■ **Materials provided**:
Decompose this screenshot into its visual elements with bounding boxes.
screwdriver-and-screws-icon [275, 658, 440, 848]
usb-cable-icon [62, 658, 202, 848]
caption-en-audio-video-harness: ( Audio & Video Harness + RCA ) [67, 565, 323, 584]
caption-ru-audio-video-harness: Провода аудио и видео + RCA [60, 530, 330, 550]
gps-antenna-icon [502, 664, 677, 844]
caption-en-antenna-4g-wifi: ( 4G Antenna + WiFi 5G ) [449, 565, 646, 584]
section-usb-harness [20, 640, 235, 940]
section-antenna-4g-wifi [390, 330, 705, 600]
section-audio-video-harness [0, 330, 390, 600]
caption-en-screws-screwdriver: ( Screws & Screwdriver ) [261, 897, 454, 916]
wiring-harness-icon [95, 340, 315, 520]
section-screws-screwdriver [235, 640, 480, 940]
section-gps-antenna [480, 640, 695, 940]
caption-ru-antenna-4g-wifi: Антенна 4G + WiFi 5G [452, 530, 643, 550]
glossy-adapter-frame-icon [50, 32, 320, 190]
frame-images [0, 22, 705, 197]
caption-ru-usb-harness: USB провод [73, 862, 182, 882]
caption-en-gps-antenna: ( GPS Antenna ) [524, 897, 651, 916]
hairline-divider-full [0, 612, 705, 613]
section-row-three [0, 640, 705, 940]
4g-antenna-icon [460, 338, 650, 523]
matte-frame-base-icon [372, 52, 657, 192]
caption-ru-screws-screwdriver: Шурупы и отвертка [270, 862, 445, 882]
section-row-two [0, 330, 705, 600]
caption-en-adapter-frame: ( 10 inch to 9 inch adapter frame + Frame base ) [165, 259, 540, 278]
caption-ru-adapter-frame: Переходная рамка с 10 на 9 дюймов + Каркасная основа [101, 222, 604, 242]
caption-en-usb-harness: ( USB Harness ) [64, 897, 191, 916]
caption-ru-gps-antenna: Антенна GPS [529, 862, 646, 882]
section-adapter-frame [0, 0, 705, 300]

■ **What is asked**:
Show each line of the records above that contains the string "caption". The match is case-sensitive.

■ **Full response**:
caption-en-audio-video-harness: ( Audio & Video Harness + RCA ) [67, 565, 323, 584]
caption-ru-audio-video-harness: Провода аудио и видео + RCA [60, 530, 330, 550]
caption-en-antenna-4g-wifi: ( 4G Antenna + WiFi 5G ) [449, 565, 646, 584]
caption-en-screws-screwdriver: ( Screws & Screwdriver ) [261, 897, 454, 916]
caption-ru-antenna-4g-wifi: Антенна 4G + WiFi 5G [452, 530, 643, 550]
caption-ru-usb-harness: USB провод [73, 862, 182, 882]
caption-en-gps-antenna: ( GPS Antenna ) [524, 897, 651, 916]
caption-ru-screws-screwdriver: Шурупы и отвертка [270, 862, 445, 882]
caption-en-adapter-frame: ( 10 inch to 9 inch adapter frame + Frame base ) [165, 259, 540, 278]
caption-ru-adapter-frame: Переходная рамка с 10 на 9 дюймов + Каркасная основа [101, 222, 604, 242]
caption-en-usb-harness: ( USB Harness ) [64, 897, 191, 916]
caption-ru-gps-antenna: Антенна GPS [529, 862, 646, 882]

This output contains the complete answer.